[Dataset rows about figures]
^^^^^^^^^^^^^^^^

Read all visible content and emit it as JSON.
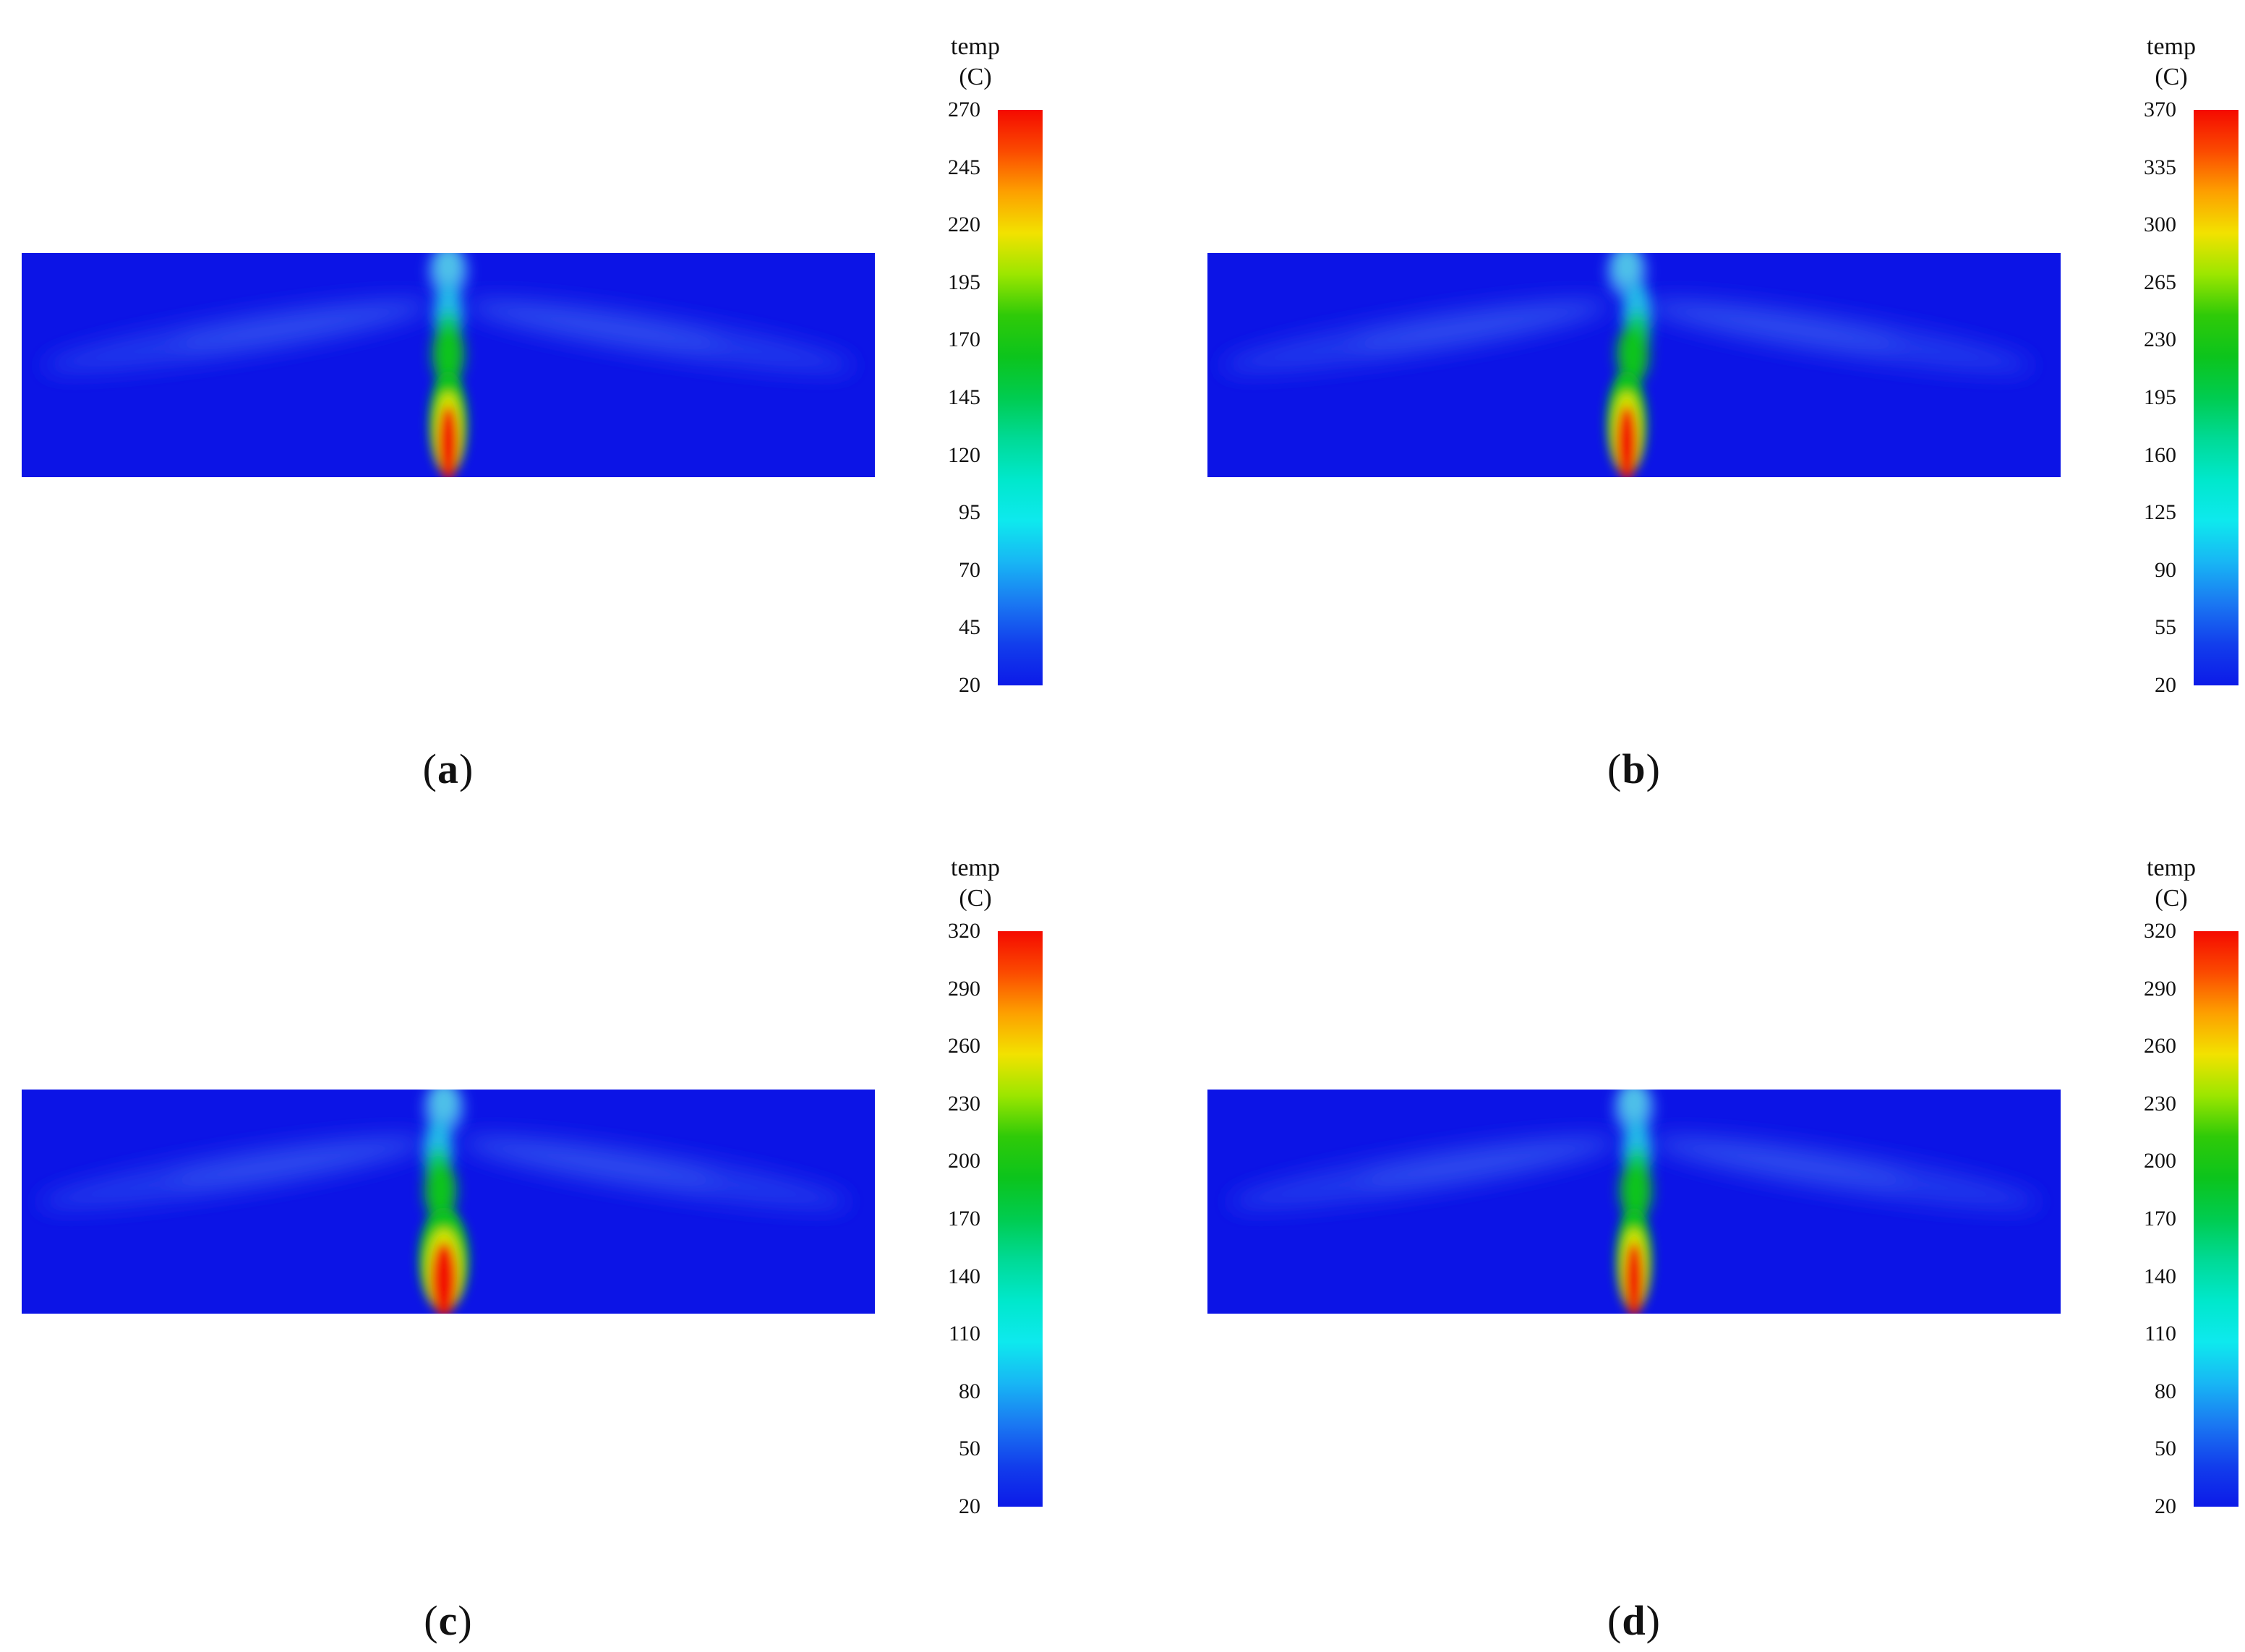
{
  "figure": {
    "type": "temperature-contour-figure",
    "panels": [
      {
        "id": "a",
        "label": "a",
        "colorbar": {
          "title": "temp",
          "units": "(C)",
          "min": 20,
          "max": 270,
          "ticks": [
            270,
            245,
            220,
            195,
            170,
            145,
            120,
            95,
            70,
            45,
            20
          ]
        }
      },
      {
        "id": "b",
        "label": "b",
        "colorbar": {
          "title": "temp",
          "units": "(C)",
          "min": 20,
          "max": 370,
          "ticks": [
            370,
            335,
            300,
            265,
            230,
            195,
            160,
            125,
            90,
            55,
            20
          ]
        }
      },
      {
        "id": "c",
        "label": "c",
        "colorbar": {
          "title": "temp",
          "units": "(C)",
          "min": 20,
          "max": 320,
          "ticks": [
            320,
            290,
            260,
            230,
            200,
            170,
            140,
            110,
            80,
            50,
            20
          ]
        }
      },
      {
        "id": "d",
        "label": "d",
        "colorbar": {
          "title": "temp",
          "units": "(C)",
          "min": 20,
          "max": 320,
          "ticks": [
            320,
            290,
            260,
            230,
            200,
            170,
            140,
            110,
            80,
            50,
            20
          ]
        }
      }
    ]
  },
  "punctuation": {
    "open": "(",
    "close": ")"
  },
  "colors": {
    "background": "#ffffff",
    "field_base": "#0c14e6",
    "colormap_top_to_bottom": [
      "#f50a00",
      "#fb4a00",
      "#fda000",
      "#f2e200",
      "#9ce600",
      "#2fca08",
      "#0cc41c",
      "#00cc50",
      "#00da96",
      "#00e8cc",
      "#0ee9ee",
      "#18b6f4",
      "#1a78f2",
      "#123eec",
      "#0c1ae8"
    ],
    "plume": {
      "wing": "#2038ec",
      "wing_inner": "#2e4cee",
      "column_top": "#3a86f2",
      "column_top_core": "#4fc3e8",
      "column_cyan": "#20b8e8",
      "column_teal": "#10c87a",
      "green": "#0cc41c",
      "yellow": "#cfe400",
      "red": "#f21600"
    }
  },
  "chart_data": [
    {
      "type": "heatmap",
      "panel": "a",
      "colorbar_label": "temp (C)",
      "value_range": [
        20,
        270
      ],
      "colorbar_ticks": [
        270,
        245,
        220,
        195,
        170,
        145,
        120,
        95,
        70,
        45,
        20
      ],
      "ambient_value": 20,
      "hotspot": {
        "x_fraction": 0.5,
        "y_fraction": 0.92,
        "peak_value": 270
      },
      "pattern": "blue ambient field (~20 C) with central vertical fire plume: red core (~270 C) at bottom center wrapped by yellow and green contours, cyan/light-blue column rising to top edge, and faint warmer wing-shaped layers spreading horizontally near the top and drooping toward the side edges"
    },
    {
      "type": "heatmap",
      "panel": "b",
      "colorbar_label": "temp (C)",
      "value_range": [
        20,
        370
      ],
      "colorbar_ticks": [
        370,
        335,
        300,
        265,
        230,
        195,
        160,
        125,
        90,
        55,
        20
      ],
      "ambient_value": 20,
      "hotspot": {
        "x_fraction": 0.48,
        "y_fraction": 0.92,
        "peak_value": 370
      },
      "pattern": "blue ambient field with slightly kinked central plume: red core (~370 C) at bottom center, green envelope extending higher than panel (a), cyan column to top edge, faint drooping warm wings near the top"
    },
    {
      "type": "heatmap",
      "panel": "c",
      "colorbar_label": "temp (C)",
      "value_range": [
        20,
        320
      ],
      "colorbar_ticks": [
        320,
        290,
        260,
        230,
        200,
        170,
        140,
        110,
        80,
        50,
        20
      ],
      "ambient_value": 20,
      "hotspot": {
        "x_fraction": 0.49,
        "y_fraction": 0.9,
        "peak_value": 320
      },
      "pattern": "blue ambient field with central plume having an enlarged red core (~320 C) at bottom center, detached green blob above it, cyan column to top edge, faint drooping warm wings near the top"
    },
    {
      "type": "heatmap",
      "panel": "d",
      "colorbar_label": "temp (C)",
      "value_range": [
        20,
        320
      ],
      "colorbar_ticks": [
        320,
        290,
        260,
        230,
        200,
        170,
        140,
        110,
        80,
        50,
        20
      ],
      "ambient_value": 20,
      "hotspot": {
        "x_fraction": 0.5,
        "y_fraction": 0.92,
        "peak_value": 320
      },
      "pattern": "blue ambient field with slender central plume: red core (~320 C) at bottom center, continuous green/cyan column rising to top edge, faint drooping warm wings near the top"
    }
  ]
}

^^^^^^^^^^^^^^^^

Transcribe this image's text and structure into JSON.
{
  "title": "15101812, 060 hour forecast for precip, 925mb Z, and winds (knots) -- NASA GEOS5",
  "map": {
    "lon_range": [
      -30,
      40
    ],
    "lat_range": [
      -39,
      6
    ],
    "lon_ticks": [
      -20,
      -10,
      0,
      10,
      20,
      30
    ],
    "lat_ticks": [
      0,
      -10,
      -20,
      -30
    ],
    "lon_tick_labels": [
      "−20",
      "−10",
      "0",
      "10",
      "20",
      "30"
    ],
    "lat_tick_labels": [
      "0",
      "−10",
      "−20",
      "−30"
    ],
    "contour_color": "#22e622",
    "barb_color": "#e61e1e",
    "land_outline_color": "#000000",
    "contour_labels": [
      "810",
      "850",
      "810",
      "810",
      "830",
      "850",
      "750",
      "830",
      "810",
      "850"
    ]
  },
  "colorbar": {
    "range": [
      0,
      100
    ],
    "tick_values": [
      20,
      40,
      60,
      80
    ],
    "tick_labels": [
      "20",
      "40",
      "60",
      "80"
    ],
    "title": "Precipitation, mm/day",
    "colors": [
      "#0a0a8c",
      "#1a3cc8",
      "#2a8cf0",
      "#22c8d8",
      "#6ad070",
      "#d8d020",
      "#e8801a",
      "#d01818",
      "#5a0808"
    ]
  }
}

^^^^^^^^^^^^^^^^

**To be done**
Using the entries above, return each line that includes the word "blue".

**Worked solution**
      "pattern": "blue ambient field (~20 C) with central vertical fire plume: red core (~270 C) at bottom center wrapped by yellow and green contours, cyan/light-blue column rising to top edge, and faint warmer wing-shaped layers spreading horizontally near the top and drooping toward the side edges"
      "pattern": "blue ambient field with slightly kinked central plume: red core (~370 C) at bottom center, green envelope extending higher than panel (a), cyan column to top edge, faint drooping warm wings near the top"
      "pattern": "blue ambient field with central plume having an enlarged red core (~320 C) at bottom center, detached green blob above it, cyan column to top edge, faint drooping warm wings near the top"
      "pattern": "blue ambient field with slender central plume: red core (~320 C) at bottom center, continuous green/cyan column rising to top edge, faint drooping warm wings near the top"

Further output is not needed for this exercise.